Aim of the exercise -> Compile every line that includes the word "underlying".

(Data extracted from a collection)
____________
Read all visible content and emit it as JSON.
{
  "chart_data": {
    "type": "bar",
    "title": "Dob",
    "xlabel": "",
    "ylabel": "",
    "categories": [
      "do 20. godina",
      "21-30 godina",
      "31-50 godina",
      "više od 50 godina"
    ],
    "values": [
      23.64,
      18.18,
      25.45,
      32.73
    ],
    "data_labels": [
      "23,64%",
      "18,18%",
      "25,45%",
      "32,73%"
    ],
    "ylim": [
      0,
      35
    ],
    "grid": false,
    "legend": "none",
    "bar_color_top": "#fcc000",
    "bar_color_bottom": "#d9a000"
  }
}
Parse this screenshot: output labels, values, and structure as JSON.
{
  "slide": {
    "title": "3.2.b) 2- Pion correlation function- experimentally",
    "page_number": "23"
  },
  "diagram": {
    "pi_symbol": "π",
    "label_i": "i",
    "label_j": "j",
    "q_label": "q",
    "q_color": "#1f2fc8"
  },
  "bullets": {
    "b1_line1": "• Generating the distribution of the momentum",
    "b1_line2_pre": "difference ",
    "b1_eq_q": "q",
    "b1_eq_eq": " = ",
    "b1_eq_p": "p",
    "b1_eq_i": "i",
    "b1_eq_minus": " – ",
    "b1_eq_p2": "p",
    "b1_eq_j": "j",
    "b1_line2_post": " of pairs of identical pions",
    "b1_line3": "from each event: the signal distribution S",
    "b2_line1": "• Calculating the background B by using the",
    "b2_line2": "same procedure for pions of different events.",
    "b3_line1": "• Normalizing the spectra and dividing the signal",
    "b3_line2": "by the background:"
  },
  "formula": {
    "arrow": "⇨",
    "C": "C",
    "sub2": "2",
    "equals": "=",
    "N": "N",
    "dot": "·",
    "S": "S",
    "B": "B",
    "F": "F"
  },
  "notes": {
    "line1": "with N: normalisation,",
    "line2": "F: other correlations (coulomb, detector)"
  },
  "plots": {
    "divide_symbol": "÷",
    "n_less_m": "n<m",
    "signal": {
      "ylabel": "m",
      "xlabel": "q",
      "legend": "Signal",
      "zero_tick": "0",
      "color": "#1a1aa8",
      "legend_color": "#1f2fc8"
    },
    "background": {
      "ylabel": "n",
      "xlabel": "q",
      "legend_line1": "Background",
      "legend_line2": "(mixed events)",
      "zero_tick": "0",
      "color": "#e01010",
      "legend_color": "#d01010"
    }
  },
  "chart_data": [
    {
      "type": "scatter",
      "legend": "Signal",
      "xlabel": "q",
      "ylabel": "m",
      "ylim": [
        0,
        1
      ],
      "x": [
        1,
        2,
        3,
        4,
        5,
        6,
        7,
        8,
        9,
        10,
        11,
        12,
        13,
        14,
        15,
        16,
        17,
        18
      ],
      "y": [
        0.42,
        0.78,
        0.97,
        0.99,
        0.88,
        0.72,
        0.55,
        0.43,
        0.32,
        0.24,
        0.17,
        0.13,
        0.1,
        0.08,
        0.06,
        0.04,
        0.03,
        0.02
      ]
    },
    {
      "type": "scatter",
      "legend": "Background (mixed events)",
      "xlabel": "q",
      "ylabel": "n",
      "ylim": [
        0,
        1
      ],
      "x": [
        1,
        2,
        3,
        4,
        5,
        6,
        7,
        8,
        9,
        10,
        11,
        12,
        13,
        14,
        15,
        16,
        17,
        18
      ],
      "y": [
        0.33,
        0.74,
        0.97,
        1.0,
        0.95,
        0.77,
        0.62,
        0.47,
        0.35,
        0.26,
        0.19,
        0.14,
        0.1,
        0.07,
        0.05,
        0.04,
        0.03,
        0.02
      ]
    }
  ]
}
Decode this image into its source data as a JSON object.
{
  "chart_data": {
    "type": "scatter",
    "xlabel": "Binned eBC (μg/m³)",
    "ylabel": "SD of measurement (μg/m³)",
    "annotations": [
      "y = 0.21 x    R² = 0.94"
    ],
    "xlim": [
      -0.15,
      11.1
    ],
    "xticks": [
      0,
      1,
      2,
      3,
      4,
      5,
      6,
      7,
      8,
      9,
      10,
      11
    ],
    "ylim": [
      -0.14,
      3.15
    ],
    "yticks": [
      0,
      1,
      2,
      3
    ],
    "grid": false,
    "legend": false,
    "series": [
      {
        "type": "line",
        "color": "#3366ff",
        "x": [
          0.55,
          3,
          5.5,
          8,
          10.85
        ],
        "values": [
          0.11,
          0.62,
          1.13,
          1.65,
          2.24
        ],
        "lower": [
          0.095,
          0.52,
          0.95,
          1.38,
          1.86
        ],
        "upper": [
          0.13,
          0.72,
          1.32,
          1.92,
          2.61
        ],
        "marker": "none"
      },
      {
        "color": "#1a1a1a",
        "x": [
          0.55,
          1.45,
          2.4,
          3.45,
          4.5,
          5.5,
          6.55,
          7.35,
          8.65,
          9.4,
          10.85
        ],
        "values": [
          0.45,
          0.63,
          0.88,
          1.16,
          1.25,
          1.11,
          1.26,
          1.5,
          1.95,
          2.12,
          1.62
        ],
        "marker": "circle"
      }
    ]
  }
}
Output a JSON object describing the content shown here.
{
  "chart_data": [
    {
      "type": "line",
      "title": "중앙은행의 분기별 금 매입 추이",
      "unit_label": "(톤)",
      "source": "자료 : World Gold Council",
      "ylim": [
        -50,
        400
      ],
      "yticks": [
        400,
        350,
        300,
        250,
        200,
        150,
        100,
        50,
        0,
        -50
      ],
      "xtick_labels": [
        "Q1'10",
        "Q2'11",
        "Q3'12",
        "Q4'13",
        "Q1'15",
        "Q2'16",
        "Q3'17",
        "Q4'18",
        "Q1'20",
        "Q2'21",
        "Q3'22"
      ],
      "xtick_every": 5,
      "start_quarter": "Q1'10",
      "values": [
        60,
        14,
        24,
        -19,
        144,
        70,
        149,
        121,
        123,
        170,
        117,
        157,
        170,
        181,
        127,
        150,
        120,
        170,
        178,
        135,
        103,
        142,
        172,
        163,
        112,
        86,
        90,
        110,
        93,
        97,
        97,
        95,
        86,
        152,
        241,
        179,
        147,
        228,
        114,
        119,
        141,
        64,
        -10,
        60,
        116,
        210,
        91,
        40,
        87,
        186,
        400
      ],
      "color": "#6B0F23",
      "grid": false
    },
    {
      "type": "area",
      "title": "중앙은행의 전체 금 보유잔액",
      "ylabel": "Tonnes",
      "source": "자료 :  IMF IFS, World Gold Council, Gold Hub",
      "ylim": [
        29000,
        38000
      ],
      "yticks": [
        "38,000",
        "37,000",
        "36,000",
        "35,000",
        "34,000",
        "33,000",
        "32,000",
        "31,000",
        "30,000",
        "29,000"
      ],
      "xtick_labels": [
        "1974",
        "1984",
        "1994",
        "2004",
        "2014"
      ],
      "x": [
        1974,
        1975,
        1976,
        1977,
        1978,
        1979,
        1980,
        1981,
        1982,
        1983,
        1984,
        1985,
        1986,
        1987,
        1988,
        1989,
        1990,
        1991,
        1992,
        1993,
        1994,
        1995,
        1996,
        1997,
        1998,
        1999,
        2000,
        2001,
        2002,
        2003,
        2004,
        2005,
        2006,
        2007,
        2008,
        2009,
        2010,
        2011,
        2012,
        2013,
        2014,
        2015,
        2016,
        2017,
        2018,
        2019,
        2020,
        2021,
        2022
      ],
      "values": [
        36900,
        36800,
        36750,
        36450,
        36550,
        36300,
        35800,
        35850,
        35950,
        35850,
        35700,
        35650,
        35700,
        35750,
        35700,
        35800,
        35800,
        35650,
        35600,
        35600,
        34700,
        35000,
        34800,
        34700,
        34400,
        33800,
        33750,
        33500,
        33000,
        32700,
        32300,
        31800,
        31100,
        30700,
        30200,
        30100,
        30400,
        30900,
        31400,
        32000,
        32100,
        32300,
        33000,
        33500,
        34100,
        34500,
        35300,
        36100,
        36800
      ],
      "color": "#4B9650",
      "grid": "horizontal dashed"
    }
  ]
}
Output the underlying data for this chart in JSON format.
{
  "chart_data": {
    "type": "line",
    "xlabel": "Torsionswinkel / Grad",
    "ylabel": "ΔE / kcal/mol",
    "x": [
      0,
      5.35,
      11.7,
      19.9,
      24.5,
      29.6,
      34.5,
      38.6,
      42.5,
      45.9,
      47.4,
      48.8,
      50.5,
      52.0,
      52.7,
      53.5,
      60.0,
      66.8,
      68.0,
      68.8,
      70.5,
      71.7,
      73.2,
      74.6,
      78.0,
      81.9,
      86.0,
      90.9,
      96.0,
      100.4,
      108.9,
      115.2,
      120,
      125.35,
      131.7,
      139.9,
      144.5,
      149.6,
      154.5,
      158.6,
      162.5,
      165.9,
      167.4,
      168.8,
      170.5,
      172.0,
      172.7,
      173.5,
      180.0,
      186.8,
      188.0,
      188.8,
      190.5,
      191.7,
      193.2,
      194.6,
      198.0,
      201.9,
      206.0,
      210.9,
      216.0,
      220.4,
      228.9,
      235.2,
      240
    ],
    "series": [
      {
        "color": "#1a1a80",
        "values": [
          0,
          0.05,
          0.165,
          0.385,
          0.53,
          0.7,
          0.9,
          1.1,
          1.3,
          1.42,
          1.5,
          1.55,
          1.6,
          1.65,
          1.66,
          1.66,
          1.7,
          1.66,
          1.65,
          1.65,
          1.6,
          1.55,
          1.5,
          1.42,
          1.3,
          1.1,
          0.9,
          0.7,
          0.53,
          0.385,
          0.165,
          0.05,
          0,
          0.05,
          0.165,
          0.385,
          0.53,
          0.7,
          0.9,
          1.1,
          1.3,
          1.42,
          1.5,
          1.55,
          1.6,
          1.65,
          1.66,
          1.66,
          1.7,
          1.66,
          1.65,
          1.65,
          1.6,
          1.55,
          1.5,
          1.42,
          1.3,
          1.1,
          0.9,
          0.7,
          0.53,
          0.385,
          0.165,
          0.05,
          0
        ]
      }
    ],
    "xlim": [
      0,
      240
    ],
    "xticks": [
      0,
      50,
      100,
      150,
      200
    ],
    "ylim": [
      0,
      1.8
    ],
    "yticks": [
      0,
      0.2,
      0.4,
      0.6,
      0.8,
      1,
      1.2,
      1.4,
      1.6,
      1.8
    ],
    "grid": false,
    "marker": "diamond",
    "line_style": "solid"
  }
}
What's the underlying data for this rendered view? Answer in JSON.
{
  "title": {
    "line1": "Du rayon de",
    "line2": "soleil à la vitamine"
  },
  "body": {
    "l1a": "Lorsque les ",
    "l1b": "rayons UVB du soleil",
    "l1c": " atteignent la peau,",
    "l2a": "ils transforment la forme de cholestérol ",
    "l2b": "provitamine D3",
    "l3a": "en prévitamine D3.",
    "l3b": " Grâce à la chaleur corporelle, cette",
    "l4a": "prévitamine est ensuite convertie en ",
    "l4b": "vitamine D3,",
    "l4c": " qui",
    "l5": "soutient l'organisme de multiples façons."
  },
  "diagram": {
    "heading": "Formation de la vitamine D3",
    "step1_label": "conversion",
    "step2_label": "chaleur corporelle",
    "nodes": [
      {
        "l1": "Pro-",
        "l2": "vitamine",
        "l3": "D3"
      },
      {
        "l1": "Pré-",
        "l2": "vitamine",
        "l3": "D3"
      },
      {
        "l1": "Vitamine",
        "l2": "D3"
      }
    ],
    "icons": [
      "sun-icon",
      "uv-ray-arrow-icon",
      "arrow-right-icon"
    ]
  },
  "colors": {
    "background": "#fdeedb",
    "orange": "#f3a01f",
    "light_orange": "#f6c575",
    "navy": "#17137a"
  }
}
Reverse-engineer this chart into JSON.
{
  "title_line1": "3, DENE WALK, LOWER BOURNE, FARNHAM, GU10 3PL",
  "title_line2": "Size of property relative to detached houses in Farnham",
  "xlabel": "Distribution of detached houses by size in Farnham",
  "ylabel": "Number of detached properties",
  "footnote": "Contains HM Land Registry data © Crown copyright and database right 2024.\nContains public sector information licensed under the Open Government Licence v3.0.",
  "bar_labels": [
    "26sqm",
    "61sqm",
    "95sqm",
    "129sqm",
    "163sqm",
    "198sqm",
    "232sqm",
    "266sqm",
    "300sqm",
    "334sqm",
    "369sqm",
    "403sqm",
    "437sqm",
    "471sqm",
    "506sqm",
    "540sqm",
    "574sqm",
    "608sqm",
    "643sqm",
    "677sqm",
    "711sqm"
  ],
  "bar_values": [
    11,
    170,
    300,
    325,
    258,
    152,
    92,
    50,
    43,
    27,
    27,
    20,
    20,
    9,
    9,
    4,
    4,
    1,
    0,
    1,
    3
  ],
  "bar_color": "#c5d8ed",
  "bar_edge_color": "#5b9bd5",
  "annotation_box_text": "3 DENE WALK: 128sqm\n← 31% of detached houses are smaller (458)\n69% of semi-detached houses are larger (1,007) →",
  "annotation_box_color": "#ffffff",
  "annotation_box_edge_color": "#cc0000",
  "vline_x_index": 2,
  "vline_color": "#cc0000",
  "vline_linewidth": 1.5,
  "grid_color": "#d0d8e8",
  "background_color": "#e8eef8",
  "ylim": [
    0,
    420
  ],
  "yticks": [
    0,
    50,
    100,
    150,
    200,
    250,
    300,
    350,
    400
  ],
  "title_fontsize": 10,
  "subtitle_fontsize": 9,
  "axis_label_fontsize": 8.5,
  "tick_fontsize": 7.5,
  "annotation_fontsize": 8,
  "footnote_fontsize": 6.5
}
____________
Output below ->
Output the underlying data for this chart in JSON format.
What's the underlying data for this rendered view? Answer in JSON.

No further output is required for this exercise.